Transcribe all of the records word for word, but omit the pictures.

- **Provided information**:
— START —

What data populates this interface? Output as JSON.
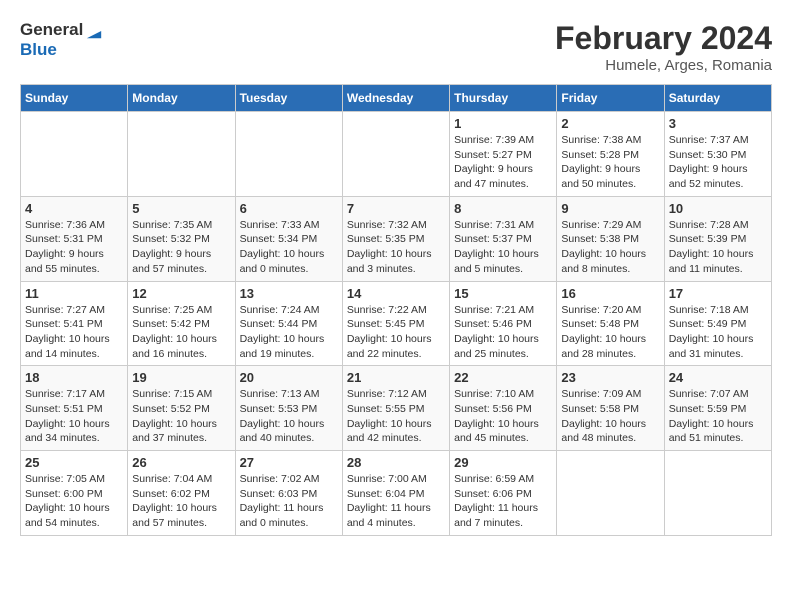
{
  "logo": {
    "line1": "General",
    "line2": "Blue"
  },
  "title": "February 2024",
  "subtitle": "Humele, Arges, Romania",
  "weekdays": [
    "Sunday",
    "Monday",
    "Tuesday",
    "Wednesday",
    "Thursday",
    "Friday",
    "Saturday"
  ],
  "weeks": [
    [
      {
        "day": "",
        "info": ""
      },
      {
        "day": "",
        "info": ""
      },
      {
        "day": "",
        "info": ""
      },
      {
        "day": "",
        "info": ""
      },
      {
        "day": "1",
        "info": "Sunrise: 7:39 AM\nSunset: 5:27 PM\nDaylight: 9 hours\nand 47 minutes."
      },
      {
        "day": "2",
        "info": "Sunrise: 7:38 AM\nSunset: 5:28 PM\nDaylight: 9 hours\nand 50 minutes."
      },
      {
        "day": "3",
        "info": "Sunrise: 7:37 AM\nSunset: 5:30 PM\nDaylight: 9 hours\nand 52 minutes."
      }
    ],
    [
      {
        "day": "4",
        "info": "Sunrise: 7:36 AM\nSunset: 5:31 PM\nDaylight: 9 hours\nand 55 minutes."
      },
      {
        "day": "5",
        "info": "Sunrise: 7:35 AM\nSunset: 5:32 PM\nDaylight: 9 hours\nand 57 minutes."
      },
      {
        "day": "6",
        "info": "Sunrise: 7:33 AM\nSunset: 5:34 PM\nDaylight: 10 hours\nand 0 minutes."
      },
      {
        "day": "7",
        "info": "Sunrise: 7:32 AM\nSunset: 5:35 PM\nDaylight: 10 hours\nand 3 minutes."
      },
      {
        "day": "8",
        "info": "Sunrise: 7:31 AM\nSunset: 5:37 PM\nDaylight: 10 hours\nand 5 minutes."
      },
      {
        "day": "9",
        "info": "Sunrise: 7:29 AM\nSunset: 5:38 PM\nDaylight: 10 hours\nand 8 minutes."
      },
      {
        "day": "10",
        "info": "Sunrise: 7:28 AM\nSunset: 5:39 PM\nDaylight: 10 hours\nand 11 minutes."
      }
    ],
    [
      {
        "day": "11",
        "info": "Sunrise: 7:27 AM\nSunset: 5:41 PM\nDaylight: 10 hours\nand 14 minutes."
      },
      {
        "day": "12",
        "info": "Sunrise: 7:25 AM\nSunset: 5:42 PM\nDaylight: 10 hours\nand 16 minutes."
      },
      {
        "day": "13",
        "info": "Sunrise: 7:24 AM\nSunset: 5:44 PM\nDaylight: 10 hours\nand 19 minutes."
      },
      {
        "day": "14",
        "info": "Sunrise: 7:22 AM\nSunset: 5:45 PM\nDaylight: 10 hours\nand 22 minutes."
      },
      {
        "day": "15",
        "info": "Sunrise: 7:21 AM\nSunset: 5:46 PM\nDaylight: 10 hours\nand 25 minutes."
      },
      {
        "day": "16",
        "info": "Sunrise: 7:20 AM\nSunset: 5:48 PM\nDaylight: 10 hours\nand 28 minutes."
      },
      {
        "day": "17",
        "info": "Sunrise: 7:18 AM\nSunset: 5:49 PM\nDaylight: 10 hours\nand 31 minutes."
      }
    ],
    [
      {
        "day": "18",
        "info": "Sunrise: 7:17 AM\nSunset: 5:51 PM\nDaylight: 10 hours\nand 34 minutes."
      },
      {
        "day": "19",
        "info": "Sunrise: 7:15 AM\nSunset: 5:52 PM\nDaylight: 10 hours\nand 37 minutes."
      },
      {
        "day": "20",
        "info": "Sunrise: 7:13 AM\nSunset: 5:53 PM\nDaylight: 10 hours\nand 40 minutes."
      },
      {
        "day": "21",
        "info": "Sunrise: 7:12 AM\nSunset: 5:55 PM\nDaylight: 10 hours\nand 42 minutes."
      },
      {
        "day": "22",
        "info": "Sunrise: 7:10 AM\nSunset: 5:56 PM\nDaylight: 10 hours\nand 45 minutes."
      },
      {
        "day": "23",
        "info": "Sunrise: 7:09 AM\nSunset: 5:58 PM\nDaylight: 10 hours\nand 48 minutes."
      },
      {
        "day": "24",
        "info": "Sunrise: 7:07 AM\nSunset: 5:59 PM\nDaylight: 10 hours\nand 51 minutes."
      }
    ],
    [
      {
        "day": "25",
        "info": "Sunrise: 7:05 AM\nSunset: 6:00 PM\nDaylight: 10 hours\nand 54 minutes."
      },
      {
        "day": "26",
        "info": "Sunrise: 7:04 AM\nSunset: 6:02 PM\nDaylight: 10 hours\nand 57 minutes."
      },
      {
        "day": "27",
        "info": "Sunrise: 7:02 AM\nSunset: 6:03 PM\nDaylight: 11 hours\nand 0 minutes."
      },
      {
        "day": "28",
        "info": "Sunrise: 7:00 AM\nSunset: 6:04 PM\nDaylight: 11 hours\nand 4 minutes."
      },
      {
        "day": "29",
        "info": "Sunrise: 6:59 AM\nSunset: 6:06 PM\nDaylight: 11 hours\nand 7 minutes."
      },
      {
        "day": "",
        "info": ""
      },
      {
        "day": "",
        "info": ""
      }
    ]
  ]
}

— END —

- **Exercise answer**:
What data populates this interface? Output as JSON.
{
  "logo": {
    "line1": "General",
    "line2": "Blue"
  },
  "title": "February 2024",
  "subtitle": "Humele, Arges, Romania",
  "weekdays": [
    "Sunday",
    "Monday",
    "Tuesday",
    "Wednesday",
    "Thursday",
    "Friday",
    "Saturday"
  ],
  "weeks": [
    [
      {
        "day": "",
        "info": ""
      },
      {
        "day": "",
        "info": ""
      },
      {
        "day": "",
        "info": ""
      },
      {
        "day": "",
        "info": ""
      },
      {
        "day": "1",
        "info": "Sunrise: 7:39 AM\nSunset: 5:27 PM\nDaylight: 9 hours\nand 47 minutes."
      },
      {
        "day": "2",
        "info": "Sunrise: 7:38 AM\nSunset: 5:28 PM\nDaylight: 9 hours\nand 50 minutes."
      },
      {
        "day": "3",
        "info": "Sunrise: 7:37 AM\nSunset: 5:30 PM\nDaylight: 9 hours\nand 52 minutes."
      }
    ],
    [
      {
        "day": "4",
        "info": "Sunrise: 7:36 AM\nSunset: 5:31 PM\nDaylight: 9 hours\nand 55 minutes."
      },
      {
        "day": "5",
        "info": "Sunrise: 7:35 AM\nSunset: 5:32 PM\nDaylight: 9 hours\nand 57 minutes."
      },
      {
        "day": "6",
        "info": "Sunrise: 7:33 AM\nSunset: 5:34 PM\nDaylight: 10 hours\nand 0 minutes."
      },
      {
        "day": "7",
        "info": "Sunrise: 7:32 AM\nSunset: 5:35 PM\nDaylight: 10 hours\nand 3 minutes."
      },
      {
        "day": "8",
        "info": "Sunrise: 7:31 AM\nSunset: 5:37 PM\nDaylight: 10 hours\nand 5 minutes."
      },
      {
        "day": "9",
        "info": "Sunrise: 7:29 AM\nSunset: 5:38 PM\nDaylight: 10 hours\nand 8 minutes."
      },
      {
        "day": "10",
        "info": "Sunrise: 7:28 AM\nSunset: 5:39 PM\nDaylight: 10 hours\nand 11 minutes."
      }
    ],
    [
      {
        "day": "11",
        "info": "Sunrise: 7:27 AM\nSunset: 5:41 PM\nDaylight: 10 hours\nand 14 minutes."
      },
      {
        "day": "12",
        "info": "Sunrise: 7:25 AM\nSunset: 5:42 PM\nDaylight: 10 hours\nand 16 minutes."
      },
      {
        "day": "13",
        "info": "Sunrise: 7:24 AM\nSunset: 5:44 PM\nDaylight: 10 hours\nand 19 minutes."
      },
      {
        "day": "14",
        "info": "Sunrise: 7:22 AM\nSunset: 5:45 PM\nDaylight: 10 hours\nand 22 minutes."
      },
      {
        "day": "15",
        "info": "Sunrise: 7:21 AM\nSunset: 5:46 PM\nDaylight: 10 hours\nand 25 minutes."
      },
      {
        "day": "16",
        "info": "Sunrise: 7:20 AM\nSunset: 5:48 PM\nDaylight: 10 hours\nand 28 minutes."
      },
      {
        "day": "17",
        "info": "Sunrise: 7:18 AM\nSunset: 5:49 PM\nDaylight: 10 hours\nand 31 minutes."
      }
    ],
    [
      {
        "day": "18",
        "info": "Sunrise: 7:17 AM\nSunset: 5:51 PM\nDaylight: 10 hours\nand 34 minutes."
      },
      {
        "day": "19",
        "info": "Sunrise: 7:15 AM\nSunset: 5:52 PM\nDaylight: 10 hours\nand 37 minutes."
      },
      {
        "day": "20",
        "info": "Sunrise: 7:13 AM\nSunset: 5:53 PM\nDaylight: 10 hours\nand 40 minutes."
      },
      {
        "day": "21",
        "info": "Sunrise: 7:12 AM\nSunset: 5:55 PM\nDaylight: 10 hours\nand 42 minutes."
      },
      {
        "day": "22",
        "info": "Sunrise: 7:10 AM\nSunset: 5:56 PM\nDaylight: 10 hours\nand 45 minutes."
      },
      {
        "day": "23",
        "info": "Sunrise: 7:09 AM\nSunset: 5:58 PM\nDaylight: 10 hours\nand 48 minutes."
      },
      {
        "day": "24",
        "info": "Sunrise: 7:07 AM\nSunset: 5:59 PM\nDaylight: 10 hours\nand 51 minutes."
      }
    ],
    [
      {
        "day": "25",
        "info": "Sunrise: 7:05 AM\nSunset: 6:00 PM\nDaylight: 10 hours\nand 54 minutes."
      },
      {
        "day": "26",
        "info": "Sunrise: 7:04 AM\nSunset: 6:02 PM\nDaylight: 10 hours\nand 57 minutes."
      },
      {
        "day": "27",
        "info": "Sunrise: 7:02 AM\nSunset: 6:03 PM\nDaylight: 11 hours\nand 0 minutes."
      },
      {
        "day": "28",
        "info": "Sunrise: 7:00 AM\nSunset: 6:04 PM\nDaylight: 11 hours\nand 4 minutes."
      },
      {
        "day": "29",
        "info": "Sunrise: 6:59 AM\nSunset: 6:06 PM\nDaylight: 11 hours\nand 7 minutes."
      },
      {
        "day": "",
        "info": ""
      },
      {
        "day": "",
        "info": ""
      }
    ]
  ]
}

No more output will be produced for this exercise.